### YOUR TASK
Gather each line of the entries below that includes "grad".

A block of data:

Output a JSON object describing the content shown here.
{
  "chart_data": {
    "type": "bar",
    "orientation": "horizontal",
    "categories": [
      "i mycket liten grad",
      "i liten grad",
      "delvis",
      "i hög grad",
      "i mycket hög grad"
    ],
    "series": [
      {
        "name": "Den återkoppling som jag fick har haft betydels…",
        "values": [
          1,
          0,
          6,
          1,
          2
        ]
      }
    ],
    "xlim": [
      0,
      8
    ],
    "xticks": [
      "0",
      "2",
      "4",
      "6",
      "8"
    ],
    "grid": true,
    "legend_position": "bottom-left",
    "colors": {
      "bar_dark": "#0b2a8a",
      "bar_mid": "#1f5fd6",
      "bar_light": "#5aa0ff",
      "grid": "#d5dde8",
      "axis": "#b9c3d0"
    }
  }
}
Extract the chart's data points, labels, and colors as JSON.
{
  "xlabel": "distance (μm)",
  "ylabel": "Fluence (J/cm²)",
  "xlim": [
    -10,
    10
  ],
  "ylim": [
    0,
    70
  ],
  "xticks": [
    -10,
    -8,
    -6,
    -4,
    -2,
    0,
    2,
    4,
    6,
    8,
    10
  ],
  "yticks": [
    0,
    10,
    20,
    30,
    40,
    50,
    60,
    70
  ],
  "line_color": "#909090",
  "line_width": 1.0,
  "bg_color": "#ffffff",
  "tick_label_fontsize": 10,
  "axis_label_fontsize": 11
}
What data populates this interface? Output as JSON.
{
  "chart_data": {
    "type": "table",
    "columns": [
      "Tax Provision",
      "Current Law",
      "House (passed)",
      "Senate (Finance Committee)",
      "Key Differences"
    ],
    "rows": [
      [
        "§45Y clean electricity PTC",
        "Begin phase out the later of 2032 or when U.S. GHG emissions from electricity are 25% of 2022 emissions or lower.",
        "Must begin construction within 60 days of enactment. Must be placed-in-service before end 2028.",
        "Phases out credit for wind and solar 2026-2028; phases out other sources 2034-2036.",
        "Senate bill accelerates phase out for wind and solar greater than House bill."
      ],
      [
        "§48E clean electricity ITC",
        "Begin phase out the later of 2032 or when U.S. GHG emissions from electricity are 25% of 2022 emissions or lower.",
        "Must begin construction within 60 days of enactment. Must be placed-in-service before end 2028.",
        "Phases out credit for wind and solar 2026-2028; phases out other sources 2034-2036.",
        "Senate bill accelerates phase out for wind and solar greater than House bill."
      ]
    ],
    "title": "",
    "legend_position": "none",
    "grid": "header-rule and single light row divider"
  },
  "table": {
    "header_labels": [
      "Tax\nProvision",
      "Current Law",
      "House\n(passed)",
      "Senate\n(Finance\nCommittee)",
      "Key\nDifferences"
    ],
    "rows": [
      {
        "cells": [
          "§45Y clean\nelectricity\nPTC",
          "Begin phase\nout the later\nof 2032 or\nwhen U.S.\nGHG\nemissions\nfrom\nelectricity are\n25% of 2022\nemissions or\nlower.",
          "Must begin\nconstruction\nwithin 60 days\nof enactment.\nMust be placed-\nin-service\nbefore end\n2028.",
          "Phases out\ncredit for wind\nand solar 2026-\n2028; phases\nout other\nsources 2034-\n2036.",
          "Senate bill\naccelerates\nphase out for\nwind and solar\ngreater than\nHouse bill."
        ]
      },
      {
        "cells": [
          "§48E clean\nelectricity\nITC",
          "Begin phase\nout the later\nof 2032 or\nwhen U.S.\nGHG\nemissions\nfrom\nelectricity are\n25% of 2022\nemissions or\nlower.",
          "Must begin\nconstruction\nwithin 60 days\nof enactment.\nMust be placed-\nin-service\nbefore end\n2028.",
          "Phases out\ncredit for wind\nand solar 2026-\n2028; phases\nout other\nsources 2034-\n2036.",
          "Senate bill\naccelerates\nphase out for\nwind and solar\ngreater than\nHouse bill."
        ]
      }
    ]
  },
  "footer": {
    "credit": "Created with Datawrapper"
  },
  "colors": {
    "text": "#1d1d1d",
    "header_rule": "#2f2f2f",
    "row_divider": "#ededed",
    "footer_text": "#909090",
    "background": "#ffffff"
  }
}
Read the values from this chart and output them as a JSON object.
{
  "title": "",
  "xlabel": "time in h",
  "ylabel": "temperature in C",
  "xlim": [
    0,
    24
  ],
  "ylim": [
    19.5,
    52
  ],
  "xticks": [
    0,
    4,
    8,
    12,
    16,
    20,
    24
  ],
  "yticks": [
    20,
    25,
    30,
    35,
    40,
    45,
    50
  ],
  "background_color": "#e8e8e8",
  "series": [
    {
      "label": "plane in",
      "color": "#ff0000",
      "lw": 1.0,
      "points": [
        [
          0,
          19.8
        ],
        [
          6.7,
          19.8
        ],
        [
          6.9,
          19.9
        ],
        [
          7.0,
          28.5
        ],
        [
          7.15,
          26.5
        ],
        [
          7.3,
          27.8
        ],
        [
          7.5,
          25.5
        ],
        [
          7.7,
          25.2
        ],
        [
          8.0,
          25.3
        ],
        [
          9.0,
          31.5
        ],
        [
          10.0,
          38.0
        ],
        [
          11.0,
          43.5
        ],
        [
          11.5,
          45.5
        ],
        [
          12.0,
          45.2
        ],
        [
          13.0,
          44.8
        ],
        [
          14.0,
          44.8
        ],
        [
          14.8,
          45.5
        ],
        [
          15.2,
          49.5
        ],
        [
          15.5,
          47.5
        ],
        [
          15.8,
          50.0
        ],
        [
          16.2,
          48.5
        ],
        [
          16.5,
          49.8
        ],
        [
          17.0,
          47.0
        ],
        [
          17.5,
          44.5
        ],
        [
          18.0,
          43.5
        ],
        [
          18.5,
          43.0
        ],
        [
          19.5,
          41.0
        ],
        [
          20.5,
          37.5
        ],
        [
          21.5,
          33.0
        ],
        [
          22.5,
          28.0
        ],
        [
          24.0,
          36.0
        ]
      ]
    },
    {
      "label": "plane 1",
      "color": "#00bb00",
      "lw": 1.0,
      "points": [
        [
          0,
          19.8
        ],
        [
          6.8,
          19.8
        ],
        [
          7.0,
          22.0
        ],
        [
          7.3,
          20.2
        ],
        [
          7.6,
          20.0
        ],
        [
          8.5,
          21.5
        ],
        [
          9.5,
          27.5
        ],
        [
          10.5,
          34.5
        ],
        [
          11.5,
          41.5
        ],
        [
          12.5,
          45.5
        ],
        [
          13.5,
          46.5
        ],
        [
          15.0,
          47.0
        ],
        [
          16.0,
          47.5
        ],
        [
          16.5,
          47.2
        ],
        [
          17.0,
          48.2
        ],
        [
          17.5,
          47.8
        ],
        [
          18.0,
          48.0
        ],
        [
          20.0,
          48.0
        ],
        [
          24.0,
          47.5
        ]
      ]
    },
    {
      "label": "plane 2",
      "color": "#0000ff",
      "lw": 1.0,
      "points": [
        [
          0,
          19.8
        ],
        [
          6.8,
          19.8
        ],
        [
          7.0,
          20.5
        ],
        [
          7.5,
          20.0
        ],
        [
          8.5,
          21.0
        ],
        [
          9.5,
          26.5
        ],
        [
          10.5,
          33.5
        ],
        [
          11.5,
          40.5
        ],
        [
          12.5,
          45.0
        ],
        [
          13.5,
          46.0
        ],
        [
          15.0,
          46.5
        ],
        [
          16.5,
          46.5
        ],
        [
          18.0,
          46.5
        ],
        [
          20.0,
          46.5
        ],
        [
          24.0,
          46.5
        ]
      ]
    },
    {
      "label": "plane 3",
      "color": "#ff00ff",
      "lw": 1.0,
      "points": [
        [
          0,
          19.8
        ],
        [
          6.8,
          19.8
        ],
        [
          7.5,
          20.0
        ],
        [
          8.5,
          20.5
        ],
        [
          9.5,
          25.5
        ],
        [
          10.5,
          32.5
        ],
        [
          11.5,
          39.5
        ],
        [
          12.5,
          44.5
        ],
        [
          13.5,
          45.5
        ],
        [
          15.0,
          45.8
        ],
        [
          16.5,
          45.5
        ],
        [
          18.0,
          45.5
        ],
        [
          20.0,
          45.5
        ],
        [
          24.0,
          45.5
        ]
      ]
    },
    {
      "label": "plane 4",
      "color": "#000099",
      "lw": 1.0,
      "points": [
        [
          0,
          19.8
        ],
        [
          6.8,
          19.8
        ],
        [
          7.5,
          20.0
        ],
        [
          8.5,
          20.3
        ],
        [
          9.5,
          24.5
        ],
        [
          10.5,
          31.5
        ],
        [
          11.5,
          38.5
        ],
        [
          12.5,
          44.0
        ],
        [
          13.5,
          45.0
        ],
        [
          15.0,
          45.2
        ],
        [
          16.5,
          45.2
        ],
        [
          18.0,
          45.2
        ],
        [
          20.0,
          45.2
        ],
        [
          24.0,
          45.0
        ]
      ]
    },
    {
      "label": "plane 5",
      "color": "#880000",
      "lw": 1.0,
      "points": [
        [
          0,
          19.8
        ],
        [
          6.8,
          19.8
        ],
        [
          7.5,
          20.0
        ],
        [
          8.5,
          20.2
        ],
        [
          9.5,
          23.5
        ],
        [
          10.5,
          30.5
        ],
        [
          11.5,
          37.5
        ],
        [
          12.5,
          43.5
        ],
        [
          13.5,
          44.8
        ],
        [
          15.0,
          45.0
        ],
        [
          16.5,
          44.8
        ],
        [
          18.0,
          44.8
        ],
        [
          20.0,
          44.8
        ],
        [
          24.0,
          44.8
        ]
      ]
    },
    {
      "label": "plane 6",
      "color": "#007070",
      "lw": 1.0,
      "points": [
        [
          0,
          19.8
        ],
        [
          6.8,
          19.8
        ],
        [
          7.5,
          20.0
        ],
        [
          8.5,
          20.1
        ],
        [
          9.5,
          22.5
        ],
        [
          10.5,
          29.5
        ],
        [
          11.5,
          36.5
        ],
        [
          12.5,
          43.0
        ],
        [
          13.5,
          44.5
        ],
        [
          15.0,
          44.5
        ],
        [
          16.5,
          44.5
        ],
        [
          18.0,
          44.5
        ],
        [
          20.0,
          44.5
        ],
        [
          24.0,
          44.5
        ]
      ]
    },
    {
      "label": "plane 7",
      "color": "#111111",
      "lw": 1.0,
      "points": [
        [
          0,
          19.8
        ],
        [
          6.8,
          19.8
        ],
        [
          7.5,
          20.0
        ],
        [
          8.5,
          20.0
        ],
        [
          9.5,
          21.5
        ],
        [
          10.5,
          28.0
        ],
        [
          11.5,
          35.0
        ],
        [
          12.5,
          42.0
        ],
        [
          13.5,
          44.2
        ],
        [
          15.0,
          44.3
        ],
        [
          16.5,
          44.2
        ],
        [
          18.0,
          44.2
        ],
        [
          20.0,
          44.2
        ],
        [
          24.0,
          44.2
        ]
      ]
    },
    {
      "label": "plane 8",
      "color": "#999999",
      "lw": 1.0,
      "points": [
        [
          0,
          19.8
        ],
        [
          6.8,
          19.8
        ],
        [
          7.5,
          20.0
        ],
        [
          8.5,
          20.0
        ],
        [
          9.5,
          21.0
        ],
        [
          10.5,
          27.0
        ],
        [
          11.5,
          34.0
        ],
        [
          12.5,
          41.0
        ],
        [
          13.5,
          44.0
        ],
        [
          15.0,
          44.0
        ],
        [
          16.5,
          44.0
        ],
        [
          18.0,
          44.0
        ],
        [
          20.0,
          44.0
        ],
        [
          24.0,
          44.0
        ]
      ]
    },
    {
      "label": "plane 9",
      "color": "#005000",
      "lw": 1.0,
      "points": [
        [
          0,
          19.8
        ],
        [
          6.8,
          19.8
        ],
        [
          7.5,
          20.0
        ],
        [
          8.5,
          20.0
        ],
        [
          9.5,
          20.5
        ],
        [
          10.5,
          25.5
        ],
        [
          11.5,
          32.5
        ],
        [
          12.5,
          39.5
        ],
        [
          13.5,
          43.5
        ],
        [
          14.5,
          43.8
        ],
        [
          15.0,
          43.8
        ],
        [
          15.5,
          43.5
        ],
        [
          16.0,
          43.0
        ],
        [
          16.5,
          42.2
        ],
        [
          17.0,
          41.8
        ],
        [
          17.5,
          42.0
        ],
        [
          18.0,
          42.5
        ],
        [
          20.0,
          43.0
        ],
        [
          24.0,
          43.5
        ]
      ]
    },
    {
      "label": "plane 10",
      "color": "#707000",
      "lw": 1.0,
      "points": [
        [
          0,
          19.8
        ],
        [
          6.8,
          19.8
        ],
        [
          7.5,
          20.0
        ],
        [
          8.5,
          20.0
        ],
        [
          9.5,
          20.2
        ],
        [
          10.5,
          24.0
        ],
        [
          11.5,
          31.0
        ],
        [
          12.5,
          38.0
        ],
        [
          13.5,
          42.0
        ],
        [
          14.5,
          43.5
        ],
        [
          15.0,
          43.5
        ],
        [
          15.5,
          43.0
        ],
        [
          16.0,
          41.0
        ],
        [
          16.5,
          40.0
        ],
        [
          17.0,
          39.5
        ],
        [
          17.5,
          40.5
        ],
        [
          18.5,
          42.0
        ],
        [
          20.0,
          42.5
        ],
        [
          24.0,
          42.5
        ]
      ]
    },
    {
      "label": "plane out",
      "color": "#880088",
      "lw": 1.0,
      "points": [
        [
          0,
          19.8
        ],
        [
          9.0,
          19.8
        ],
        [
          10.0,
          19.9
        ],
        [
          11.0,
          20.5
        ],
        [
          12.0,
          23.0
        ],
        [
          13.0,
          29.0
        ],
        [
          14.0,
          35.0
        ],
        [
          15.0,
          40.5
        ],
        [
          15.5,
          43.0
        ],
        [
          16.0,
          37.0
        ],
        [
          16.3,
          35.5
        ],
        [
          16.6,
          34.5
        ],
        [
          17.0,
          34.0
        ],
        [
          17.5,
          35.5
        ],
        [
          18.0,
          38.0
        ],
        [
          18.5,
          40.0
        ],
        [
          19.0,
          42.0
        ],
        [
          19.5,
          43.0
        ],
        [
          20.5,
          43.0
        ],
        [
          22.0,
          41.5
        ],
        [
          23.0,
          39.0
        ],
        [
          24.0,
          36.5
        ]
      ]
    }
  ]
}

### WORKED SOLUTION
      "i mycket liten grad",
      "i liten grad",
      "i hög grad",
      "i mycket hög grad"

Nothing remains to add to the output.